• [Directive]:
Where a line contains the string "Abstract", copy that line.

(Stored items)
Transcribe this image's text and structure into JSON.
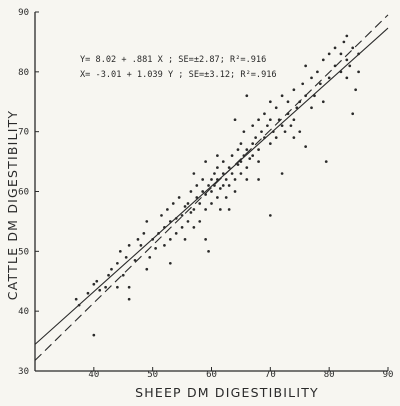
{
  "chart_data": {
    "type": "scatter",
    "xlabel": "SHEEP DM DIGESTIBILITY",
    "ylabel": "CATTLE DM DIGESTIBILITY",
    "xlim": [
      30,
      90
    ],
    "ylim": [
      30,
      90
    ],
    "x_ticks": [
      "30",
      "40",
      "50",
      "60",
      "70",
      "80",
      "90"
    ],
    "y_ticks": [
      "30",
      "40",
      "50",
      "60",
      "70",
      "80",
      "90"
    ],
    "grid": false,
    "annotations": [
      "Y= 8.02 + .881 X ; SE=±2.87; R²=.916",
      "X= -3.01 + 1.039 Y ; SE=±3.12; R²=.916"
    ],
    "lines": [
      {
        "style": "solid",
        "intercept": 8.02,
        "slope": 0.881
      },
      {
        "style": "dashed",
        "intercept": 2.897,
        "slope": 0.9625
      }
    ],
    "points": [
      [
        37,
        42
      ],
      [
        37.5,
        41
      ],
      [
        39,
        43
      ],
      [
        40,
        44.5
      ],
      [
        40.5,
        45
      ],
      [
        40,
        36
      ],
      [
        41,
        43.5
      ],
      [
        42,
        44
      ],
      [
        42.5,
        46
      ],
      [
        43,
        47
      ],
      [
        44,
        48
      ],
      [
        44.5,
        50
      ],
      [
        45,
        46
      ],
      [
        45.5,
        49
      ],
      [
        46,
        51
      ],
      [
        46,
        44
      ],
      [
        47,
        48.5
      ],
      [
        47.5,
        52
      ],
      [
        48,
        51
      ],
      [
        48.5,
        53
      ],
      [
        49,
        55
      ],
      [
        49.5,
        49
      ],
      [
        50,
        52
      ],
      [
        50.5,
        50.5
      ],
      [
        51,
        53
      ],
      [
        51.5,
        56
      ],
      [
        52,
        54
      ],
      [
        52,
        51
      ],
      [
        52.5,
        57
      ],
      [
        53,
        55
      ],
      [
        53,
        52
      ],
      [
        53.5,
        58
      ],
      [
        54,
        55.5
      ],
      [
        54,
        53
      ],
      [
        54.5,
        59
      ],
      [
        55,
        56
      ],
      [
        55,
        54
      ],
      [
        55.5,
        57.5
      ],
      [
        55.5,
        52
      ],
      [
        56,
        58
      ],
      [
        56,
        55
      ],
      [
        56.5,
        60
      ],
      [
        56.5,
        56.5
      ],
      [
        57,
        57
      ],
      [
        57,
        54
      ],
      [
        57.5,
        59
      ],
      [
        57.5,
        61
      ],
      [
        58,
        58
      ],
      [
        58,
        55
      ],
      [
        58.5,
        60
      ],
      [
        58.5,
        62
      ],
      [
        59,
        57
      ],
      [
        59,
        59.5
      ],
      [
        59,
        52
      ],
      [
        59.5,
        61
      ],
      [
        59.5,
        50
      ],
      [
        60,
        60
      ],
      [
        60,
        62
      ],
      [
        60,
        58
      ],
      [
        60.5,
        61
      ],
      [
        60.5,
        63
      ],
      [
        61,
        59
      ],
      [
        61,
        62
      ],
      [
        61,
        64
      ],
      [
        61.5,
        60.5
      ],
      [
        61.5,
        57
      ],
      [
        62,
        61
      ],
      [
        62,
        63
      ],
      [
        62,
        65
      ],
      [
        62.5,
        62
      ],
      [
        62.5,
        59
      ],
      [
        63,
        64
      ],
      [
        63,
        61
      ],
      [
        63.5,
        66
      ],
      [
        63.5,
        63
      ],
      [
        64,
        62
      ],
      [
        64,
        60
      ],
      [
        64.5,
        64.5
      ],
      [
        64.5,
        67
      ],
      [
        65,
        65
      ],
      [
        65,
        63
      ],
      [
        65,
        68
      ],
      [
        65.5,
        66
      ],
      [
        65.5,
        70
      ],
      [
        66,
        64
      ],
      [
        66,
        67
      ],
      [
        66,
        62
      ],
      [
        66.5,
        65.5
      ],
      [
        67,
        68
      ],
      [
        67,
        66
      ],
      [
        67,
        71
      ],
      [
        67.5,
        69
      ],
      [
        68,
        67
      ],
      [
        68,
        72
      ],
      [
        68,
        65
      ],
      [
        68.5,
        70
      ],
      [
        69,
        69
      ],
      [
        69,
        73
      ],
      [
        69.5,
        71
      ],
      [
        70,
        68
      ],
      [
        70,
        72
      ],
      [
        70,
        56
      ],
      [
        70.5,
        70
      ],
      [
        71,
        74
      ],
      [
        71,
        69
      ],
      [
        71.5,
        72
      ],
      [
        72,
        71
      ],
      [
        72,
        76
      ],
      [
        72.5,
        70
      ],
      [
        73,
        73
      ],
      [
        73,
        75
      ],
      [
        73.5,
        71
      ],
      [
        74,
        72
      ],
      [
        74,
        77
      ],
      [
        74.5,
        74
      ],
      [
        75,
        75
      ],
      [
        75,
        70
      ],
      [
        75.5,
        78
      ],
      [
        76,
        76
      ],
      [
        76,
        81
      ],
      [
        77,
        74
      ],
      [
        77,
        79
      ],
      [
        77.5,
        76
      ],
      [
        78,
        80
      ],
      [
        78.5,
        78
      ],
      [
        79,
        82
      ],
      [
        79,
        75
      ],
      [
        80,
        79
      ],
      [
        80,
        83
      ],
      [
        81,
        81
      ],
      [
        81,
        84
      ],
      [
        82,
        80
      ],
      [
        82,
        83
      ],
      [
        82.5,
        85
      ],
      [
        83,
        79
      ],
      [
        83,
        82
      ],
      [
        83,
        86
      ],
      [
        83.5,
        81
      ],
      [
        84,
        84
      ],
      [
        84,
        73
      ],
      [
        84.5,
        77
      ],
      [
        85,
        80
      ],
      [
        85,
        83
      ],
      [
        79.5,
        65
      ],
      [
        76,
        67.5
      ],
      [
        70,
        75
      ],
      [
        66,
        76
      ],
      [
        64,
        72
      ],
      [
        46,
        42
      ],
      [
        44,
        44
      ],
      [
        49,
        47
      ],
      [
        53,
        48
      ],
      [
        57,
        63
      ],
      [
        59,
        65
      ],
      [
        61,
        66
      ],
      [
        63,
        57
      ],
      [
        68,
        62
      ],
      [
        72,
        63
      ],
      [
        74,
        69
      ]
    ]
  }
}
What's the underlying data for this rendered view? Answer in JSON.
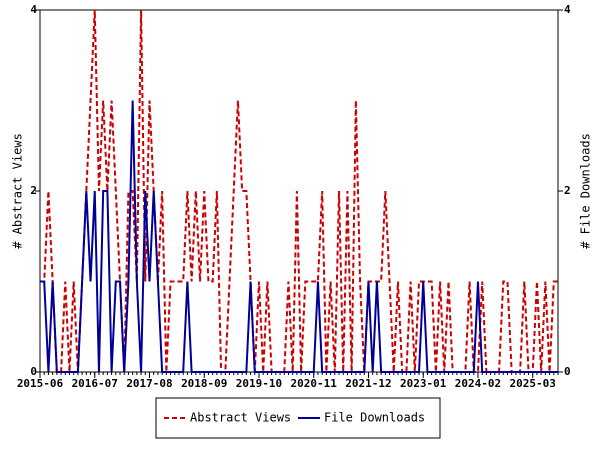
{
  "chart_data": {
    "type": "line",
    "x": [
      "2015-06",
      "2015-07",
      "2015-08",
      "2015-09",
      "2015-10",
      "2015-11",
      "2015-12",
      "2016-01",
      "2016-02",
      "2016-03",
      "2016-04",
      "2016-05",
      "2016-06",
      "2016-07",
      "2016-08",
      "2016-09",
      "2016-10",
      "2016-11",
      "2016-12",
      "2017-01",
      "2017-02",
      "2017-03",
      "2017-04",
      "2017-05",
      "2017-06",
      "2017-07",
      "2017-08",
      "2017-09",
      "2017-10",
      "2017-11",
      "2017-12",
      "2018-01",
      "2018-02",
      "2018-03",
      "2018-04",
      "2018-05",
      "2018-06",
      "2018-07",
      "2018-08",
      "2018-09",
      "2018-10",
      "2018-11",
      "2018-12",
      "2019-01",
      "2019-02",
      "2019-03",
      "2019-04",
      "2019-05",
      "2019-06",
      "2019-07",
      "2019-08",
      "2019-09",
      "2019-10",
      "2019-11",
      "2019-12",
      "2020-01",
      "2020-02",
      "2020-03",
      "2020-04",
      "2020-05",
      "2020-06",
      "2020-07",
      "2020-08",
      "2020-09",
      "2020-10",
      "2020-11",
      "2020-12",
      "2021-01",
      "2021-02",
      "2021-03",
      "2021-04",
      "2021-05",
      "2021-06",
      "2021-07",
      "2021-08",
      "2021-09",
      "2021-10",
      "2021-11",
      "2021-12",
      "2022-01",
      "2022-02",
      "2022-03",
      "2022-04",
      "2022-05",
      "2022-06",
      "2022-07",
      "2022-08",
      "2022-09",
      "2022-10",
      "2022-11",
      "2022-12",
      "2023-01",
      "2023-02",
      "2023-03",
      "2023-04",
      "2023-05",
      "2023-06",
      "2023-07",
      "2023-08",
      "2023-09",
      "2023-10",
      "2023-11",
      "2023-12",
      "2024-01",
      "2024-02",
      "2024-03",
      "2024-04",
      "2024-05",
      "2024-06",
      "2024-07",
      "2024-08",
      "2024-09",
      "2024-10",
      "2024-11",
      "2024-12",
      "2025-01",
      "2025-02",
      "2025-03",
      "2025-04",
      "2025-05",
      "2025-06",
      "2025-07",
      "2025-08",
      "2025-09"
    ],
    "xticks": [
      "2015-06",
      "2016-07",
      "2017-08",
      "2018-09",
      "2019-10",
      "2020-11",
      "2021-12",
      "2023-01",
      "2024-02",
      "2025-03"
    ],
    "y_label": "# Abstract Views",
    "y2_label": "# File Downloads",
    "ylim": [
      0,
      4
    ],
    "yticks": [
      0,
      2,
      4
    ],
    "y2lim": [
      0,
      4
    ],
    "y2ticks": [
      0,
      2,
      4
    ],
    "series": [
      {
        "name": "Abstract Views",
        "color": "#cc0000",
        "dash": true,
        "values": [
          1,
          1,
          2,
          1,
          0,
          0,
          1,
          0,
          1,
          0,
          1,
          2,
          3,
          4,
          2,
          3,
          2,
          3,
          2,
          1,
          0,
          2,
          2,
          1,
          4,
          1,
          3,
          2,
          1,
          2,
          0,
          1,
          1,
          1,
          1,
          2,
          1,
          2,
          1,
          2,
          1,
          1,
          2,
          0,
          0,
          1,
          2,
          3,
          2,
          2,
          1,
          0,
          1,
          0,
          1,
          0,
          0,
          0,
          0,
          1,
          0,
          2,
          0,
          1,
          1,
          1,
          1,
          2,
          0,
          1,
          0,
          2,
          0,
          2,
          0,
          3,
          1,
          0,
          1,
          1,
          1,
          1,
          2,
          1,
          0,
          1,
          0,
          0,
          1,
          0,
          1,
          1,
          1,
          1,
          0,
          1,
          0,
          1,
          0,
          0,
          0,
          0,
          1,
          0,
          0,
          1,
          0,
          0,
          0,
          0,
          1,
          1,
          0,
          0,
          0,
          1,
          0,
          0,
          1,
          0,
          1,
          0,
          1,
          1
        ]
      },
      {
        "name": "File Downloads",
        "color": "#000099",
        "axis": "y2",
        "values": [
          1,
          1,
          0,
          1,
          0,
          0,
          0,
          0,
          0,
          0,
          1,
          2,
          1,
          2,
          0,
          2,
          2,
          0,
          1,
          1,
          0,
          1,
          3,
          1,
          0,
          2,
          1,
          2,
          1,
          0,
          0,
          0,
          0,
          0,
          0,
          1,
          0,
          0,
          0,
          0,
          0,
          0,
          0,
          0,
          0,
          0,
          0,
          0,
          0,
          0,
          1,
          0,
          0,
          0,
          0,
          0,
          0,
          0,
          0,
          0,
          0,
          0,
          0,
          0,
          0,
          0,
          1,
          0,
          0,
          0,
          0,
          0,
          0,
          0,
          0,
          0,
          0,
          0,
          1,
          0,
          1,
          0,
          0,
          0,
          0,
          0,
          0,
          0,
          0,
          0,
          0,
          1,
          0,
          0,
          0,
          0,
          0,
          0,
          0,
          0,
          0,
          0,
          0,
          0,
          1,
          0,
          0,
          0,
          0,
          0,
          0,
          0,
          0,
          0,
          0,
          0,
          0,
          0,
          0,
          0,
          0,
          0,
          0,
          0
        ]
      }
    ]
  }
}
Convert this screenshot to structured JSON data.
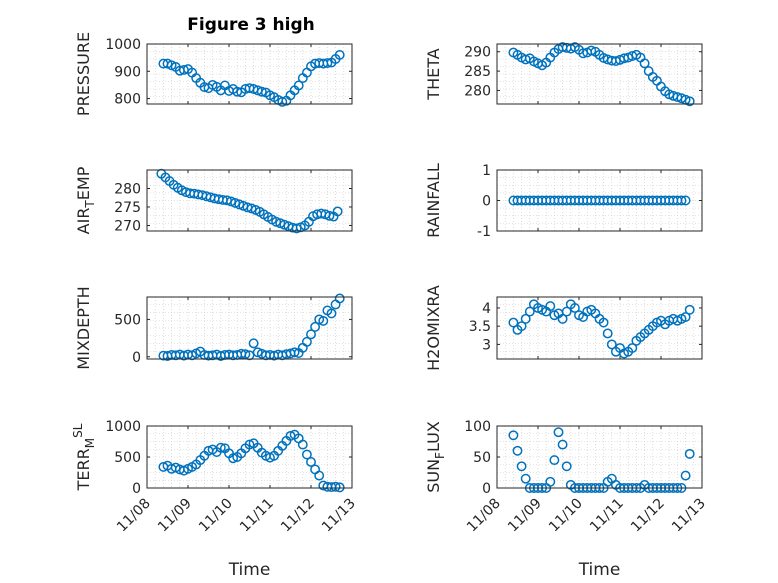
{
  "figure_title": "Figure 3 high",
  "colors": {
    "marker": "#0072BD",
    "axis": "#262626",
    "grid": "#c8c8c8"
  },
  "chart_data": [
    {
      "type": "scatter",
      "title": "Figure 3 high",
      "ylabel": "PRESSURE",
      "ylim": [
        780,
        1000
      ],
      "yticks": [
        800,
        900,
        1000
      ],
      "xlim": [
        0,
        5
      ],
      "grid": true,
      "x": [
        0.4,
        0.5,
        0.6,
        0.7,
        0.8,
        0.9,
        1.0,
        1.1,
        1.2,
        1.3,
        1.4,
        1.5,
        1.6,
        1.7,
        1.8,
        1.9,
        2.0,
        2.1,
        2.2,
        2.3,
        2.4,
        2.5,
        2.6,
        2.7,
        2.8,
        2.9,
        3.0,
        3.1,
        3.2,
        3.3,
        3.4,
        3.5,
        3.6,
        3.7,
        3.8,
        3.9,
        4.0,
        4.1,
        4.2,
        4.3,
        4.4,
        4.5,
        4.6,
        4.7
      ],
      "y": [
        928,
        928,
        922,
        916,
        902,
        905,
        908,
        895,
        875,
        858,
        842,
        838,
        850,
        843,
        830,
        848,
        828,
        835,
        825,
        823,
        835,
        838,
        835,
        830,
        825,
        822,
        812,
        805,
        795,
        788,
        792,
        812,
        830,
        848,
        875,
        895,
        918,
        928,
        930,
        928,
        930,
        932,
        945,
        960
      ]
    },
    {
      "type": "scatter",
      "ylabel": "THETA",
      "ylim": [
        276.5,
        292
      ],
      "yticks": [
        280,
        285,
        290
      ],
      "xlim": [
        0,
        5
      ],
      "grid": true,
      "x": [
        0.4,
        0.5,
        0.6,
        0.7,
        0.8,
        0.9,
        1.0,
        1.1,
        1.2,
        1.3,
        1.4,
        1.5,
        1.6,
        1.7,
        1.8,
        1.9,
        2.0,
        2.1,
        2.2,
        2.3,
        2.4,
        2.5,
        2.6,
        2.7,
        2.8,
        2.9,
        3.0,
        3.1,
        3.2,
        3.3,
        3.4,
        3.5,
        3.6,
        3.7,
        3.8,
        3.9,
        4.0,
        4.1,
        4.2,
        4.3,
        4.4,
        4.5,
        4.6,
        4.7
      ],
      "y": [
        289.8,
        289.2,
        288.5,
        288.0,
        288.3,
        287.5,
        287.0,
        286.5,
        287.2,
        288.5,
        289.8,
        290.7,
        291.2,
        291.0,
        290.8,
        291.2,
        290.5,
        289.6,
        289.8,
        290.3,
        290.0,
        289.2,
        288.4,
        288.0,
        287.7,
        287.6,
        287.9,
        288.3,
        288.5,
        288.9,
        289.2,
        288.5,
        287.0,
        285.0,
        283.5,
        282.5,
        281.0,
        279.8,
        279.0,
        278.6,
        278.3,
        278.0,
        277.6,
        277.2
      ]
    },
    {
      "type": "scatter",
      "ylabel": "AIR_TEMP",
      "ylim": [
        268.5,
        285
      ],
      "yticks": [
        270,
        275,
        280
      ],
      "xlim": [
        0,
        5
      ],
      "grid": true,
      "x": [
        0.35,
        0.45,
        0.55,
        0.65,
        0.75,
        0.85,
        0.95,
        1.05,
        1.15,
        1.25,
        1.35,
        1.45,
        1.55,
        1.65,
        1.75,
        1.85,
        1.95,
        2.05,
        2.15,
        2.25,
        2.35,
        2.45,
        2.55,
        2.65,
        2.75,
        2.85,
        2.95,
        3.05,
        3.15,
        3.25,
        3.35,
        3.45,
        3.55,
        3.65,
        3.75,
        3.85,
        3.95,
        4.05,
        4.15,
        4.25,
        4.35,
        4.45,
        4.55,
        4.65
      ],
      "y": [
        284.0,
        283.0,
        282.0,
        281.0,
        280.2,
        279.5,
        279.0,
        278.7,
        278.6,
        278.4,
        278.2,
        277.9,
        277.6,
        277.3,
        277.1,
        276.9,
        276.8,
        276.5,
        276.1,
        275.7,
        275.3,
        274.9,
        274.6,
        274.2,
        273.7,
        273.0,
        272.3,
        271.6,
        271.0,
        270.6,
        270.2,
        269.8,
        269.4,
        269.2,
        269.5,
        270.0,
        271.0,
        272.5,
        273.0,
        273.2,
        273.0,
        272.6,
        272.4,
        273.8
      ]
    },
    {
      "type": "scatter",
      "ylabel": "RAINFALL",
      "ylim": [
        -1,
        1
      ],
      "yticks": [
        -1,
        0,
        1
      ],
      "xlim": [
        0,
        5
      ],
      "grid": true,
      "x": [
        0.4,
        0.5,
        0.6,
        0.7,
        0.8,
        0.9,
        1.0,
        1.1,
        1.2,
        1.3,
        1.4,
        1.5,
        1.6,
        1.7,
        1.8,
        1.9,
        2.0,
        2.1,
        2.2,
        2.3,
        2.4,
        2.5,
        2.6,
        2.7,
        2.8,
        2.9,
        3.0,
        3.1,
        3.2,
        3.3,
        3.4,
        3.5,
        3.6,
        3.7,
        3.8,
        3.9,
        4.0,
        4.1,
        4.2,
        4.3,
        4.4,
        4.5,
        4.6
      ],
      "y": [
        0,
        0,
        0,
        0,
        0,
        0,
        0,
        0,
        0,
        0,
        0,
        0,
        0,
        0,
        0,
        0,
        0,
        0,
        0,
        0,
        0,
        0,
        0,
        0,
        0,
        0,
        0,
        0,
        0,
        0,
        0,
        0,
        0,
        0,
        0,
        0,
        0,
        0,
        0,
        0,
        0,
        0,
        0
      ]
    },
    {
      "type": "scatter",
      "ylabel": "MIXDEPTH",
      "ylim": [
        -30,
        800
      ],
      "yticks": [
        0,
        500
      ],
      "xlim": [
        0,
        5
      ],
      "grid": true,
      "x": [
        0.4,
        0.5,
        0.6,
        0.7,
        0.8,
        0.9,
        1.0,
        1.1,
        1.2,
        1.3,
        1.4,
        1.5,
        1.6,
        1.7,
        1.8,
        1.9,
        2.0,
        2.1,
        2.2,
        2.3,
        2.4,
        2.5,
        2.6,
        2.7,
        2.8,
        2.9,
        3.0,
        3.1,
        3.2,
        3.3,
        3.4,
        3.5,
        3.6,
        3.7,
        3.8,
        3.9,
        4.0,
        4.1,
        4.2,
        4.3,
        4.4,
        4.5,
        4.6,
        4.7
      ],
      "y": [
        15,
        10,
        25,
        20,
        30,
        15,
        30,
        20,
        45,
        70,
        25,
        15,
        20,
        30,
        10,
        25,
        30,
        20,
        25,
        40,
        35,
        20,
        180,
        60,
        40,
        20,
        25,
        15,
        30,
        20,
        35,
        45,
        60,
        50,
        120,
        200,
        300,
        400,
        500,
        480,
        620,
        580,
        700,
        780
      ]
    },
    {
      "type": "scatter",
      "ylabel": "H2OMIXRA",
      "ylim": [
        2.6,
        4.3
      ],
      "yticks": [
        3,
        3.5,
        4
      ],
      "xlim": [
        0,
        5
      ],
      "grid": true,
      "x": [
        0.4,
        0.5,
        0.6,
        0.7,
        0.8,
        0.9,
        1.0,
        1.1,
        1.2,
        1.3,
        1.4,
        1.5,
        1.6,
        1.7,
        1.8,
        1.9,
        2.0,
        2.1,
        2.2,
        2.3,
        2.4,
        2.5,
        2.6,
        2.7,
        2.8,
        2.9,
        3.0,
        3.1,
        3.2,
        3.3,
        3.4,
        3.5,
        3.6,
        3.7,
        3.8,
        3.9,
        4.0,
        4.1,
        4.2,
        4.3,
        4.4,
        4.5,
        4.6,
        4.7
      ],
      "y": [
        3.6,
        3.4,
        3.5,
        3.7,
        3.9,
        4.1,
        4.0,
        3.95,
        3.9,
        4.05,
        3.8,
        3.85,
        3.7,
        3.9,
        4.1,
        4.0,
        3.8,
        3.75,
        3.9,
        3.95,
        3.85,
        3.7,
        3.6,
        3.3,
        3.0,
        2.8,
        2.9,
        2.75,
        2.8,
        2.9,
        3.1,
        3.2,
        3.3,
        3.4,
        3.5,
        3.6,
        3.65,
        3.55,
        3.65,
        3.7,
        3.65,
        3.7,
        3.75,
        3.95
      ]
    },
    {
      "type": "scatter",
      "ylabel": "TERR_MSL",
      "ylim": [
        0,
        1000
      ],
      "yticks": [
        0,
        500,
        1000
      ],
      "xlim": [
        0,
        5
      ],
      "grid": true,
      "x": [
        0.4,
        0.5,
        0.6,
        0.7,
        0.8,
        0.9,
        1.0,
        1.1,
        1.2,
        1.3,
        1.4,
        1.5,
        1.6,
        1.7,
        1.8,
        1.9,
        2.0,
        2.1,
        2.2,
        2.3,
        2.4,
        2.5,
        2.6,
        2.7,
        2.8,
        2.9,
        3.0,
        3.1,
        3.2,
        3.3,
        3.4,
        3.5,
        3.6,
        3.7,
        3.8,
        3.9,
        4.0,
        4.1,
        4.2,
        4.3,
        4.4,
        4.5,
        4.6,
        4.7
      ],
      "y": [
        340,
        360,
        310,
        330,
        300,
        280,
        310,
        340,
        380,
        450,
        520,
        600,
        620,
        580,
        650,
        640,
        560,
        480,
        500,
        560,
        640,
        700,
        720,
        650,
        570,
        520,
        490,
        520,
        600,
        680,
        760,
        840,
        860,
        800,
        700,
        540,
        420,
        300,
        200,
        40,
        20,
        15,
        20,
        10
      ]
    },
    {
      "type": "scatter",
      "ylabel": "SUN_FLUX",
      "ylim": [
        0,
        100
      ],
      "yticks": [
        0,
        50,
        100
      ],
      "xlim": [
        0,
        5
      ],
      "grid": true,
      "xlabel": "Time",
      "x": [
        0.4,
        0.5,
        0.6,
        0.7,
        0.8,
        0.9,
        1.0,
        1.1,
        1.2,
        1.3,
        1.4,
        1.5,
        1.6,
        1.7,
        1.8,
        1.9,
        2.0,
        2.1,
        2.2,
        2.3,
        2.4,
        2.5,
        2.6,
        2.7,
        2.8,
        2.9,
        3.0,
        3.1,
        3.2,
        3.3,
        3.4,
        3.5,
        3.6,
        3.7,
        3.8,
        3.9,
        4.0,
        4.1,
        4.2,
        4.3,
        4.4,
        4.5,
        4.6,
        4.7
      ],
      "y": [
        85,
        60,
        35,
        15,
        0,
        0,
        0,
        0,
        0,
        10,
        45,
        90,
        70,
        35,
        5,
        0,
        0,
        0,
        0,
        0,
        0,
        0,
        0,
        10,
        15,
        5,
        0,
        0,
        0,
        0,
        0,
        0,
        5,
        0,
        0,
        0,
        0,
        0,
        0,
        0,
        0,
        0,
        20,
        55
      ]
    }
  ],
  "x_axis": {
    "xlabel": "Time",
    "tick_labels": [
      "11/08",
      "11/09",
      "11/10",
      "11/11",
      "11/12",
      "11/13"
    ]
  },
  "ylabels": {
    "p0": {
      "base": "PRESSURE",
      "sub": "",
      "tail": "",
      "sup": "",
      "tail2": ""
    },
    "p1": {
      "base": "THETA",
      "sub": "",
      "tail": "",
      "sup": "",
      "tail2": ""
    },
    "p2": {
      "base": "AIR",
      "sub": "T",
      "tail": "EMP",
      "sup": "",
      "tail2": ""
    },
    "p3": {
      "base": "RAINFALL",
      "sub": "",
      "tail": "",
      "sup": "",
      "tail2": ""
    },
    "p4": {
      "base": "MIXDEPTH",
      "sub": "",
      "tail": "",
      "sup": "",
      "tail2": ""
    },
    "p5": {
      "base": "H2OMIXRA",
      "sub": "",
      "tail": "",
      "sup": "",
      "tail2": ""
    },
    "p6": {
      "base": "TERR",
      "sub": "M",
      "tail": "",
      "sup": "SL",
      "tail2": ""
    },
    "p7": {
      "base": "SUN",
      "sub": "F",
      "tail": "LUX",
      "sup": "",
      "tail2": ""
    }
  }
}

• [Written answer]:
    "y_label": "# Abstract Views",
        "name": "Abstract Views",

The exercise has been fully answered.